**REQUIRED TASK**
Copy each line of the entries beneath that contains the word "уполномоченной".

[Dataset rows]

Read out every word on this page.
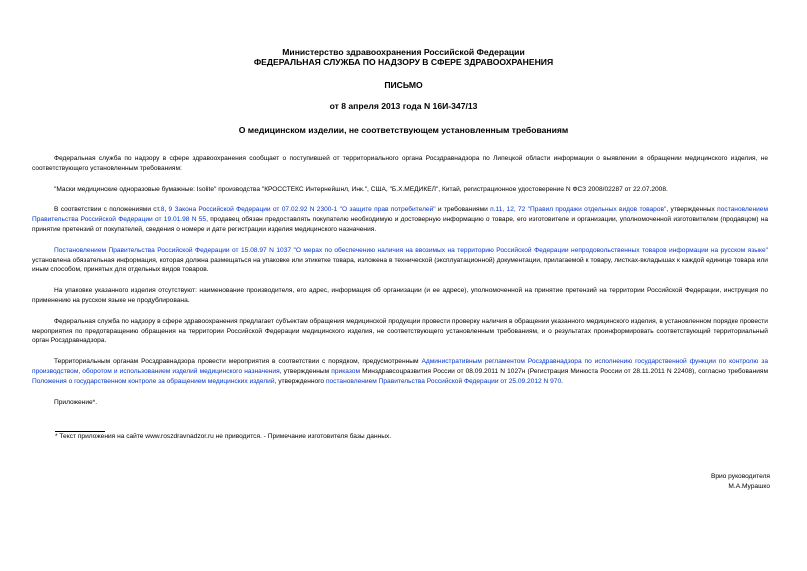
Министерство здравоохранения Российской Федерации
ФЕДЕРАЛЬНАЯ СЛУЖБА ПО НАДЗОРУ В СФЕРЕ ЗДРАВООХРАНЕНИЯ
ПИСЬМО
от 8 апреля 2013 года N 16И-347/13
О медицинском изделии, не соответствующем установленным требованиям

Федеральная служба по надзору в сфере здравоохранения сообщает о поступившей от территориального органа Росздравнадзора по Липецкой области информации о выявлении в обращении медицинского изделия, не соответствующего установленным требованиям:

"Маски медицинские одноразовые бумажные: Isolite" производства "КРОССТЕКС Интернейшнл, Инк.", США, "Б.Х.МЕДИКЕЛ", Китай, регистрационное удостоверение N ФСЗ 2008/02287 от 22.07.2008.

В соответствии с положениями ст.8, 9 Закона Российской Федерации от 07.02.92 N 2300-1 "О защите прав потребителей" и требованиями п.11, 12, 72 "Правил продажи отдельных видов товаров", утвержденных постановлением Правительства Российской Федерации от 19.01.98 N 55, продавец обязан предоставлять покупателю необходимую и достоверную информацию о товаре, его изготовителе и организации, уполномоченной изготовителем (продавцом) на принятие претензий от покупателей, сведения о номере и дате регистрации изделия медицинского назначения.

Постановлением Правительства Российской Федерации от 15.08.97 N 1037 "О мерах по обеспечению наличия на ввозимых на территорию Российской Федерации непродовольственных товаров информации на русском языке" установлена обязательная информация, которая должна размещаться на упаковке или этикетке товара, изложена в технической (эксплуатационной) документации, прилагаемой к товару, листках-вкладышах к каждой единице товара или иным способом, принятых для отдельных видов товаров.

На упаковке указанного изделия отсутствуют: наименование производителя, его адрес, информация об организации (и ее адресе), уполномоченной на принятие претензий на территории Российской Федерации, инструкция по применению на русском языке не продублирована.

Федеральная служба по надзору в сфере здравоохранения предлагает субъектам обращения медицинской продукции провести проверку наличия в обращении указанного медицинского изделия, в установленном порядке провести мероприятия по предотвращению обращения на территории Российской Федерации медицинского изделия, не соответствующего установленным требованиям, и о результатах проинформировать соответствующий территориальный орган Росздравнадзора.

Территориальным органам Росздравнадзора провести мероприятия в соответствии с порядком, предусмотренным Административным регламентом Росздравнадзора по исполнению государственной функции по контролю за производством, оборотом и использованием изделий медицинского назначения, утвержденным приказом Минздравсоцразвития России от 08.09.2011 N 1027н (Регистрация Минюста России от 28.11.2011 N 22408), согласно требованиям Положения о государственном контроле за обращением медицинских изделий, утвержденного постановлением Правительства Российской Федерации от 25.09.2012 N 970.

Приложение*.

* Текст приложения на сайте www.roszdravnadzor.ru не приводится. - Примечание изготовителя базы данных.
Врио руководителя
М.А.Мурашко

**FULL SOLUTION**
В соответствии с положениями ст.8, 9 Закона Российской Федерации от 07.02.92 N 2300-1 "О защите прав потребителей" и требованиями п.11, 12, 72 "Правил продажи отдельных видов товаров", утвержденных постановлением Правительства Российской Федерации от 19.01.98 N 55, продавец обязан предоставлять покупателю необходимую и достоверную информацию о товаре, его изготовителе и организации, уполномоченной изготовителем (продавцом) на принятие претензий от покупателей, сведения о номере и дате регистрации изделия медицинского назначения.
На упаковке указанного изделия отсутствуют: наименование производителя, его адрес, информация об организации (и ее адресе), уполномоченной на принятие претензий на территории Российской Федерации, инструкция по применению на русском языке не продублирована.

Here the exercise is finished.